Set problem: What is the number of lines that include the word "mode"? Provide only that figure.

--- Start of Record excerpts ---

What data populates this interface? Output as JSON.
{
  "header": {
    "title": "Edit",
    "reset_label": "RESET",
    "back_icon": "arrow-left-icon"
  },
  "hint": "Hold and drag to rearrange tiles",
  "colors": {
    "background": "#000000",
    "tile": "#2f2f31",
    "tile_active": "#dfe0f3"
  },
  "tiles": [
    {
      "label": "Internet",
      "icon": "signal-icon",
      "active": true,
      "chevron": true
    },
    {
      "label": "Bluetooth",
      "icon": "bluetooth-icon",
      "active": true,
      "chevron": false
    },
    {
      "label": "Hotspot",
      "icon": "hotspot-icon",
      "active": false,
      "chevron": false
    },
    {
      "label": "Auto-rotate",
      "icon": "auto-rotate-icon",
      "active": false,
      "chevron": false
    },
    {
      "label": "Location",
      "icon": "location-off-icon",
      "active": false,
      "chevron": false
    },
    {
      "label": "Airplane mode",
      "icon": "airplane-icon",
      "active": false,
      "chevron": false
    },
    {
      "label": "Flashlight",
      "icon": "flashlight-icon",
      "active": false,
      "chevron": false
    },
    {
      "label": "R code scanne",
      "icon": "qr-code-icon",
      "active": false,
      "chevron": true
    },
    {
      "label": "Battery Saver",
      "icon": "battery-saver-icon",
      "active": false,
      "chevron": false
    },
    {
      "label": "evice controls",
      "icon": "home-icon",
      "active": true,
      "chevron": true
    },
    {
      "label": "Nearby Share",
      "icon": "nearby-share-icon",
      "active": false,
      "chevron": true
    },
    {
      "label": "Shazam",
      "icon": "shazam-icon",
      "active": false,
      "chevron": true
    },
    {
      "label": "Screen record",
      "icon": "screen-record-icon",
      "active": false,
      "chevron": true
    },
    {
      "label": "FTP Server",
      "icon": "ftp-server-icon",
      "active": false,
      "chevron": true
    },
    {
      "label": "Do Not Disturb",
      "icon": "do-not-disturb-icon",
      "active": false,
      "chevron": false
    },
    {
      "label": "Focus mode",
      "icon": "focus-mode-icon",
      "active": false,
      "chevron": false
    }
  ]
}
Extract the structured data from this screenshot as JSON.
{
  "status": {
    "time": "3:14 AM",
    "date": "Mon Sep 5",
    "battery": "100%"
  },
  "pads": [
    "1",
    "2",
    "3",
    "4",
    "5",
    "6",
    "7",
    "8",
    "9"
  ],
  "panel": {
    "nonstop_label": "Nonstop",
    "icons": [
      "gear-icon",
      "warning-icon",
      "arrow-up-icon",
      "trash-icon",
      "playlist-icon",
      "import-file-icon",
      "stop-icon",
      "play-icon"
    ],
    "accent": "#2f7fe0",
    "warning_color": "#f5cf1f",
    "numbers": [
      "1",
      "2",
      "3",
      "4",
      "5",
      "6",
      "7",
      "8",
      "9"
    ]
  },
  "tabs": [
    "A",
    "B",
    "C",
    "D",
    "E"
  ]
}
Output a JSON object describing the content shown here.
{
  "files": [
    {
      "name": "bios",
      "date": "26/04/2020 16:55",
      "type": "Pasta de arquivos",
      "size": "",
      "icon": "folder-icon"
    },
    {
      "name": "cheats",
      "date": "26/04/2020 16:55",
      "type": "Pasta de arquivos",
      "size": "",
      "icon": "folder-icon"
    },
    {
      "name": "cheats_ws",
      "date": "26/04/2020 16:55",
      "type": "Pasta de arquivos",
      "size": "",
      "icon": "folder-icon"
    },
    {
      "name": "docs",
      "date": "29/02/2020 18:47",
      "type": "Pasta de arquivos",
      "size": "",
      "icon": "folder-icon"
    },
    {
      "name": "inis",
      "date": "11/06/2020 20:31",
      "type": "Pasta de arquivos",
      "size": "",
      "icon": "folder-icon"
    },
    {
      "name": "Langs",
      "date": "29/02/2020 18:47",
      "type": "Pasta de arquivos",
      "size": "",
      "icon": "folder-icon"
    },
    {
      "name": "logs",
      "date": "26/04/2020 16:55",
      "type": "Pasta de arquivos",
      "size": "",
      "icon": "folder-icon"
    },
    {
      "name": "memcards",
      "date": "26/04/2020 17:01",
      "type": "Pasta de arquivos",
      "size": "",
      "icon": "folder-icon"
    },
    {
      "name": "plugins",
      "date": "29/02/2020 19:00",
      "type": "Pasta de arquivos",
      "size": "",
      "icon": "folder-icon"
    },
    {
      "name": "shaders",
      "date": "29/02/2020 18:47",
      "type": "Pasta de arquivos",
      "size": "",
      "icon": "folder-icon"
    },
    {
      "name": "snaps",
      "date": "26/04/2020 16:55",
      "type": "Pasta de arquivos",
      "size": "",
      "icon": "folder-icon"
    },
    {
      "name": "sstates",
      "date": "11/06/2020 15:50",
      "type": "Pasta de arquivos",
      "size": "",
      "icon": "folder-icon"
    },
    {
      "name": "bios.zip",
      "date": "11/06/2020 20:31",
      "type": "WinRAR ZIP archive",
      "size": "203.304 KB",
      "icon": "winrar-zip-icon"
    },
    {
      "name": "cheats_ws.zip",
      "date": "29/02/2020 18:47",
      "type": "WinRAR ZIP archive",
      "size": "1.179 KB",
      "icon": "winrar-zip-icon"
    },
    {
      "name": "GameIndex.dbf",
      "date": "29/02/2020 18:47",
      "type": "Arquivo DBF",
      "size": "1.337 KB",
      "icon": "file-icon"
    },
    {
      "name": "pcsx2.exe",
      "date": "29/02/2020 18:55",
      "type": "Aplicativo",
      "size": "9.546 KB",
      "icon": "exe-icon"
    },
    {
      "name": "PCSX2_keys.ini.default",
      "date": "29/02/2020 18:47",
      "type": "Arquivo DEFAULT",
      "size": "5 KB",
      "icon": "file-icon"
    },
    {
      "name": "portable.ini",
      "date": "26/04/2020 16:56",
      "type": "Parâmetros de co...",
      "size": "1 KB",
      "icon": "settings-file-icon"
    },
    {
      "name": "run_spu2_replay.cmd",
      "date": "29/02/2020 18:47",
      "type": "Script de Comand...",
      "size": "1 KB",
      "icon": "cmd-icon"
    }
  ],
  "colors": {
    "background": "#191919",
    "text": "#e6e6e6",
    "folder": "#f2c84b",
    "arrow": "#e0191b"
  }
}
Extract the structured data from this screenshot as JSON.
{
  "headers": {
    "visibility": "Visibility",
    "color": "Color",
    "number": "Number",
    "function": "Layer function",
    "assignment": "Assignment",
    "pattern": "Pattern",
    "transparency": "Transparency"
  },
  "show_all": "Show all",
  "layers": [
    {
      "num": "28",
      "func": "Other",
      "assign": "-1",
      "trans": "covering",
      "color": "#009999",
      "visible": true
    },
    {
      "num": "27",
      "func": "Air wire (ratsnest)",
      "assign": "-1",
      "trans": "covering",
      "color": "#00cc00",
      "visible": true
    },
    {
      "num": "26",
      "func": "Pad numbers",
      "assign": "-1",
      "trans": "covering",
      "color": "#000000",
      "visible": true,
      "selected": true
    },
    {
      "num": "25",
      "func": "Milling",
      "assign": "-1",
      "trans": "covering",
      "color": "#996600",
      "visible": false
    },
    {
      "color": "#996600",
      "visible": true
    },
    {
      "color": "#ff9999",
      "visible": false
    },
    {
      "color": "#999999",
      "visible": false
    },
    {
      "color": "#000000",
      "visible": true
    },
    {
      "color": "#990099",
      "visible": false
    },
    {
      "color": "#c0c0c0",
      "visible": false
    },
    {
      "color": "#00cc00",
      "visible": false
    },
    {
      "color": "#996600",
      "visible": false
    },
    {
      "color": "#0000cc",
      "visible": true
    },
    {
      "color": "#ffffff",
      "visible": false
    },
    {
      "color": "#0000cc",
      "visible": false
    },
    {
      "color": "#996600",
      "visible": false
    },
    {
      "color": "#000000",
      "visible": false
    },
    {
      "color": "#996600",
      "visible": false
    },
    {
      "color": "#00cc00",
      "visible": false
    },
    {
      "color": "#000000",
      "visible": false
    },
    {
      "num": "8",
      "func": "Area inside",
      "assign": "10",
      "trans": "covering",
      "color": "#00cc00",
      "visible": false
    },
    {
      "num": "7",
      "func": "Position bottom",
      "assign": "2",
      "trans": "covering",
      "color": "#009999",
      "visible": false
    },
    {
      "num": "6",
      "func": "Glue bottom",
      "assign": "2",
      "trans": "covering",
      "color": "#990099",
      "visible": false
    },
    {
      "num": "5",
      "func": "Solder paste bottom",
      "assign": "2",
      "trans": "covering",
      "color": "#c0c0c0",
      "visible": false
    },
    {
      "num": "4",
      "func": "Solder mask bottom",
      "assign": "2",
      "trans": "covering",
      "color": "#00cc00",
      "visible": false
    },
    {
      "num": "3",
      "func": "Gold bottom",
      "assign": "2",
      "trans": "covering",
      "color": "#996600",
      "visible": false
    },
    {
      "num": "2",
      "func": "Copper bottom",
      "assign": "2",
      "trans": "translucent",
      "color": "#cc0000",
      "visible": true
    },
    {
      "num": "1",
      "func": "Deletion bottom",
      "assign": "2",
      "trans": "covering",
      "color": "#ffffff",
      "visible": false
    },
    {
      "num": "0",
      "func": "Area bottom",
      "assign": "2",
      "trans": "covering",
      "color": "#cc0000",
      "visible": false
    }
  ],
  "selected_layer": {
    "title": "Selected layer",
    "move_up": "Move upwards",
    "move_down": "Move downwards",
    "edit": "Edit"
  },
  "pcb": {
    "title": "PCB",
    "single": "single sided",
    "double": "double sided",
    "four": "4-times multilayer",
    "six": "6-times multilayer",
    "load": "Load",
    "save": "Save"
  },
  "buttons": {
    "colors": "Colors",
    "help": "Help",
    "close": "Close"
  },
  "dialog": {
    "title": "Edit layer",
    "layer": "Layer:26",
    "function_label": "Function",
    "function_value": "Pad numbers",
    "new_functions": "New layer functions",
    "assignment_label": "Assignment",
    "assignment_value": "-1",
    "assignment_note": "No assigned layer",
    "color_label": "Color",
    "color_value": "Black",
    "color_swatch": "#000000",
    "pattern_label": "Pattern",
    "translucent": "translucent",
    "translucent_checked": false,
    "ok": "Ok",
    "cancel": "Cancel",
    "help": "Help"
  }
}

--- End of Record excerpts ---

Answer for this exercise: 3